What the task asks.
Go through the material and write it all out exactly, minus the pictures.

┏━━

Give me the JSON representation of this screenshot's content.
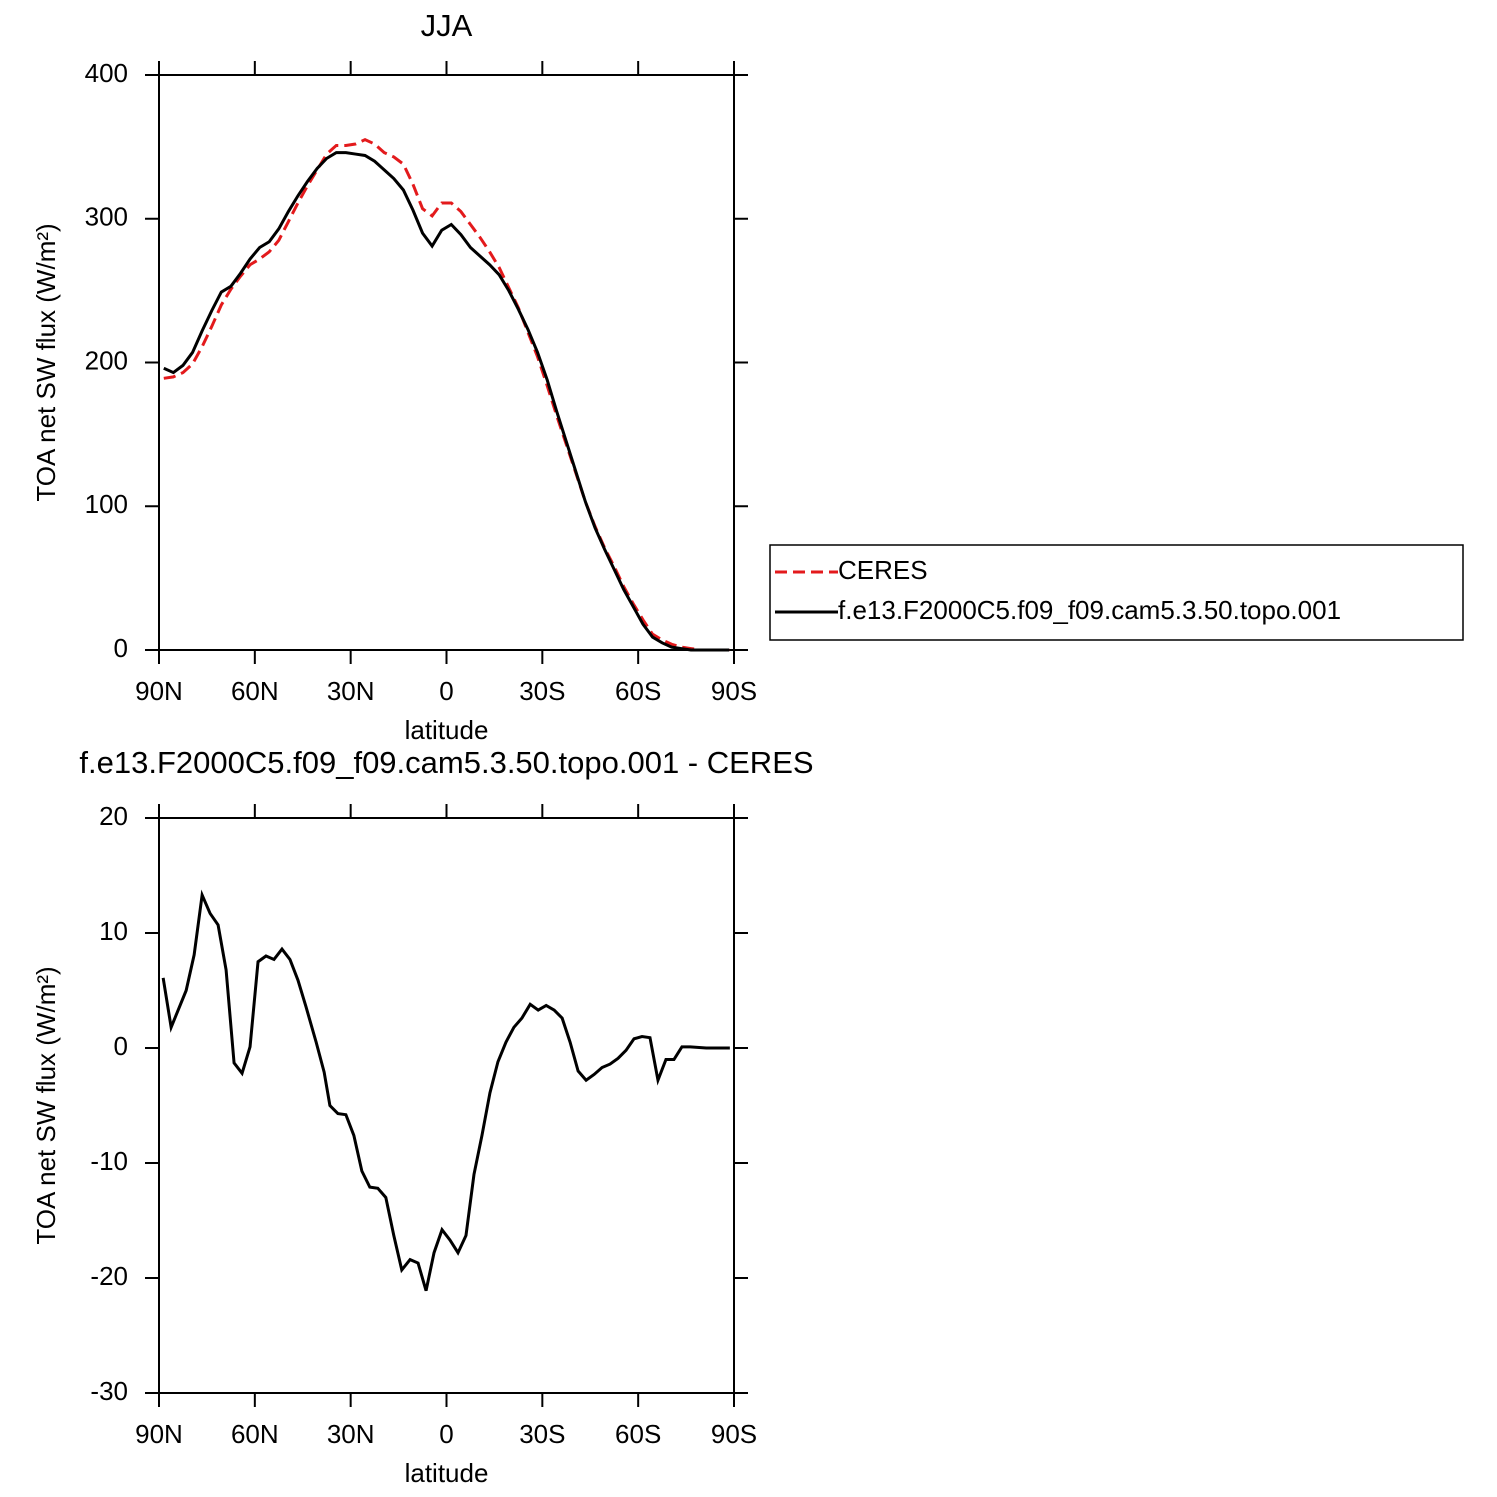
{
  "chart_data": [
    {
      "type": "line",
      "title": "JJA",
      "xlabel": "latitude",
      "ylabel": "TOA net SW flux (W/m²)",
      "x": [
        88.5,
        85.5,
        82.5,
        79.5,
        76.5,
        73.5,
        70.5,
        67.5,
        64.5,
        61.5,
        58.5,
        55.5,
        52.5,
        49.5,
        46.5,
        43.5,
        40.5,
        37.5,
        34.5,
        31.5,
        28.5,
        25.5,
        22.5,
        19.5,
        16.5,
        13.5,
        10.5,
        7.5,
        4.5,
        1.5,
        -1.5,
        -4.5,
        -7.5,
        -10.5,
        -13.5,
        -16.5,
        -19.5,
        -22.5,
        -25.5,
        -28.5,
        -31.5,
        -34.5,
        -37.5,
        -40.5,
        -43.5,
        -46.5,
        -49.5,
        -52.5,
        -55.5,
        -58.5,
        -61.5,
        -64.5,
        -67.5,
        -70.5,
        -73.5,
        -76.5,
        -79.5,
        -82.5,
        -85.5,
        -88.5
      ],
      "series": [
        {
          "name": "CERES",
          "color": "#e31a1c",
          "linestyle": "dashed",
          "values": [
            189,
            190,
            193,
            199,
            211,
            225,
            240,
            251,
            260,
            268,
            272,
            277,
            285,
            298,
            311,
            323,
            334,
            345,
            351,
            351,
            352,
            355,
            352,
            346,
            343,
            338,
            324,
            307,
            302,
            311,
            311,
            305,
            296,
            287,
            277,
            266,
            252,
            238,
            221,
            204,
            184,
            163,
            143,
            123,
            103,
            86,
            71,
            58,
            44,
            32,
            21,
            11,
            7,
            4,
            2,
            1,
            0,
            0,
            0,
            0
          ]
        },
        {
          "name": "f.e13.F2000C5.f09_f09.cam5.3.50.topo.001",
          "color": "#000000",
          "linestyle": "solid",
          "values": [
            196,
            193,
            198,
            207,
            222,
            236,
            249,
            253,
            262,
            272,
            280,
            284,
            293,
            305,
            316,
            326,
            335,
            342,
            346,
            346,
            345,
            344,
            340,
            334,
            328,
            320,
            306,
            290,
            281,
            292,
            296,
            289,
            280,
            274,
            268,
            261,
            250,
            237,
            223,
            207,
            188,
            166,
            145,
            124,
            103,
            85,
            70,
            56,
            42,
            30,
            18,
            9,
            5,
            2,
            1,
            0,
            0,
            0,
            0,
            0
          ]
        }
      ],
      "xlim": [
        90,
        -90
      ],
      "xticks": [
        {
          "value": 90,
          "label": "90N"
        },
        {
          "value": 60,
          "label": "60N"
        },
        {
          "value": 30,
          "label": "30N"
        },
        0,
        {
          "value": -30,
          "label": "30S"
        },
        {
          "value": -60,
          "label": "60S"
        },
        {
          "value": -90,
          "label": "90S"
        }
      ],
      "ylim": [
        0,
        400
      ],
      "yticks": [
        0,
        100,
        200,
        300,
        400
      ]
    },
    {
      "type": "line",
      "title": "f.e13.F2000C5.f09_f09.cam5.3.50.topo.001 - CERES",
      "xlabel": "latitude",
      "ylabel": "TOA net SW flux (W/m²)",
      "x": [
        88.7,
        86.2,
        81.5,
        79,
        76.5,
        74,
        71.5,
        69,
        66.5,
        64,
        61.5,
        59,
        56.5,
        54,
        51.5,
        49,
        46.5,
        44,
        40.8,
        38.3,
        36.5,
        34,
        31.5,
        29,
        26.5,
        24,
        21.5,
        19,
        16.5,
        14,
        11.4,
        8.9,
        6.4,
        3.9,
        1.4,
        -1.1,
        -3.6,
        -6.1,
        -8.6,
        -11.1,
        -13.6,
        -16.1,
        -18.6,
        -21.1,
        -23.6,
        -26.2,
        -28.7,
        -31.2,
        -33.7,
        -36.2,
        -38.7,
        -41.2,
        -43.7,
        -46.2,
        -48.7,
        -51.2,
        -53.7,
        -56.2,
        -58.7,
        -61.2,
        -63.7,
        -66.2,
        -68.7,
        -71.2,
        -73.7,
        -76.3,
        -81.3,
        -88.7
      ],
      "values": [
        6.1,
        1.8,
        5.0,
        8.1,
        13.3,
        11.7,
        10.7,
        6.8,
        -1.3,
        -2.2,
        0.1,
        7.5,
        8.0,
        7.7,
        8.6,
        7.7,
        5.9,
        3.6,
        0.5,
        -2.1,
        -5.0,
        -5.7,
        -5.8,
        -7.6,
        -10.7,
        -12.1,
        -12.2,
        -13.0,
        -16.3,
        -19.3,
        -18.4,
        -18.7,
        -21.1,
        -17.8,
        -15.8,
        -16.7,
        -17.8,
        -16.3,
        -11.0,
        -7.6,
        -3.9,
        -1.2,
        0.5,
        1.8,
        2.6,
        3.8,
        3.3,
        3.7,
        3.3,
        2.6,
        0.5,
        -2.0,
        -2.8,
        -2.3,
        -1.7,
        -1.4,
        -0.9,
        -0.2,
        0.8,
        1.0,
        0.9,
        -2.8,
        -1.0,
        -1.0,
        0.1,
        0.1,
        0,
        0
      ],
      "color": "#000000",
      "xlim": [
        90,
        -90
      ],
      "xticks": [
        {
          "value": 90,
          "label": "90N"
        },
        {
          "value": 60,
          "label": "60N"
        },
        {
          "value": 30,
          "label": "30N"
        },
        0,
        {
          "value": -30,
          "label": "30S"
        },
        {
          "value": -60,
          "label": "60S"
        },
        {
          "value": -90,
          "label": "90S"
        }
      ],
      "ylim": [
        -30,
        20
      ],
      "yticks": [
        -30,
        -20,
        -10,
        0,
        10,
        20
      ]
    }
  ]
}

┗━━

Result of the exercise.
Give me the JSON representation of this screenshot's content.
{
  "chart_data": [
    {
      "type": "line",
      "title": "JJA",
      "xlabel": "latitude",
      "ylabel": "TOA net SW flux (W/m²)",
      "x": [
        88.5,
        85.5,
        82.5,
        79.5,
        76.5,
        73.5,
        70.5,
        67.5,
        64.5,
        61.5,
        58.5,
        55.5,
        52.5,
        49.5,
        46.5,
        43.5,
        40.5,
        37.5,
        34.5,
        31.5,
        28.5,
        25.5,
        22.5,
        19.5,
        16.5,
        13.5,
        10.5,
        7.5,
        4.5,
        1.5,
        -1.5,
        -4.5,
        -7.5,
        -10.5,
        -13.5,
        -16.5,
        -19.5,
        -22.5,
        -25.5,
        -28.5,
        -31.5,
        -34.5,
        -37.5,
        -40.5,
        -43.5,
        -46.5,
        -49.5,
        -52.5,
        -55.5,
        -58.5,
        -61.5,
        -64.5,
        -67.5,
        -70.5,
        -73.5,
        -76.5,
        -79.5,
        -82.5,
        -85.5,
        -88.5
      ],
      "series": [
        {
          "name": "CERES",
          "color": "#e31a1c",
          "linestyle": "dashed",
          "values": [
            189,
            190,
            193,
            199,
            211,
            225,
            240,
            251,
            260,
            268,
            272,
            277,
            285,
            298,
            311,
            323,
            334,
            345,
            351,
            351,
            352,
            355,
            352,
            346,
            343,
            338,
            324,
            307,
            302,
            311,
            311,
            305,
            296,
            287,
            277,
            266,
            252,
            238,
            221,
            204,
            184,
            163,
            143,
            123,
            103,
            86,
            71,
            58,
            44,
            32,
            21,
            11,
            7,
            4,
            2,
            1,
            0,
            0,
            0,
            0
          ]
        },
        {
          "name": "f.e13.F2000C5.f09_f09.cam5.3.50.topo.001",
          "color": "#000000",
          "linestyle": "solid",
          "values": [
            196,
            193,
            198,
            207,
            222,
            236,
            249,
            253,
            262,
            272,
            280,
            284,
            293,
            305,
            316,
            326,
            335,
            342,
            346,
            346,
            345,
            344,
            340,
            334,
            328,
            320,
            306,
            290,
            281,
            292,
            296,
            289,
            280,
            274,
            268,
            261,
            250,
            237,
            223,
            207,
            188,
            166,
            145,
            124,
            103,
            85,
            70,
            56,
            42,
            30,
            18,
            9,
            5,
            2,
            1,
            0,
            0,
            0,
            0,
            0
          ]
        }
      ],
      "xlim": [
        90,
        -90
      ],
      "xticks": [
        {
          "value": 90,
          "label": "90N"
        },
        {
          "value": 60,
          "label": "60N"
        },
        {
          "value": 30,
          "label": "30N"
        },
        0,
        {
          "value": -30,
          "label": "30S"
        },
        {
          "value": -60,
          "label": "60S"
        },
        {
          "value": -90,
          "label": "90S"
        }
      ],
      "ylim": [
        0,
        400
      ],
      "yticks": [
        0,
        100,
        200,
        300,
        400
      ]
    },
    {
      "type": "line",
      "title": "f.e13.F2000C5.f09_f09.cam5.3.50.topo.001 - CERES",
      "xlabel": "latitude",
      "ylabel": "TOA net SW flux (W/m²)",
      "x": [
        88.7,
        86.2,
        81.5,
        79,
        76.5,
        74,
        71.5,
        69,
        66.5,
        64,
        61.5,
        59,
        56.5,
        54,
        51.5,
        49,
        46.5,
        44,
        40.8,
        38.3,
        36.5,
        34,
        31.5,
        29,
        26.5,
        24,
        21.5,
        19,
        16.5,
        14,
        11.4,
        8.9,
        6.4,
        3.9,
        1.4,
        -1.1,
        -3.6,
        -6.1,
        -8.6,
        -11.1,
        -13.6,
        -16.1,
        -18.6,
        -21.1,
        -23.6,
        -26.2,
        -28.7,
        -31.2,
        -33.7,
        -36.2,
        -38.7,
        -41.2,
        -43.7,
        -46.2,
        -48.7,
        -51.2,
        -53.7,
        -56.2,
        -58.7,
        -61.2,
        -63.7,
        -66.2,
        -68.7,
        -71.2,
        -73.7,
        -76.3,
        -81.3,
        -88.7
      ],
      "values": [
        6.1,
        1.8,
        5.0,
        8.1,
        13.3,
        11.7,
        10.7,
        6.8,
        -1.3,
        -2.2,
        0.1,
        7.5,
        8.0,
        7.7,
        8.6,
        7.7,
        5.9,
        3.6,
        0.5,
        -2.1,
        -5.0,
        -5.7,
        -5.8,
        -7.6,
        -10.7,
        -12.1,
        -12.2,
        -13.0,
        -16.3,
        -19.3,
        -18.4,
        -18.7,
        -21.1,
        -17.8,
        -15.8,
        -16.7,
        -17.8,
        -16.3,
        -11.0,
        -7.6,
        -3.9,
        -1.2,
        0.5,
        1.8,
        2.6,
        3.8,
        3.3,
        3.7,
        3.3,
        2.6,
        0.5,
        -2.0,
        -2.8,
        -2.3,
        -1.7,
        -1.4,
        -0.9,
        -0.2,
        0.8,
        1.0,
        0.9,
        -2.8,
        -1.0,
        -1.0,
        0.1,
        0.1,
        0,
        0
      ],
      "color": "#000000",
      "xlim": [
        90,
        -90
      ],
      "xticks": [
        {
          "value": 90,
          "label": "90N"
        },
        {
          "value": 60,
          "label": "60N"
        },
        {
          "value": 30,
          "label": "30N"
        },
        0,
        {
          "value": -30,
          "label": "30S"
        },
        {
          "value": -60,
          "label": "60S"
        },
        {
          "value": -90,
          "label": "90S"
        }
      ],
      "ylim": [
        -30,
        20
      ],
      "yticks": [
        -30,
        -20,
        -10,
        0,
        10,
        20
      ]
    }
  ]
}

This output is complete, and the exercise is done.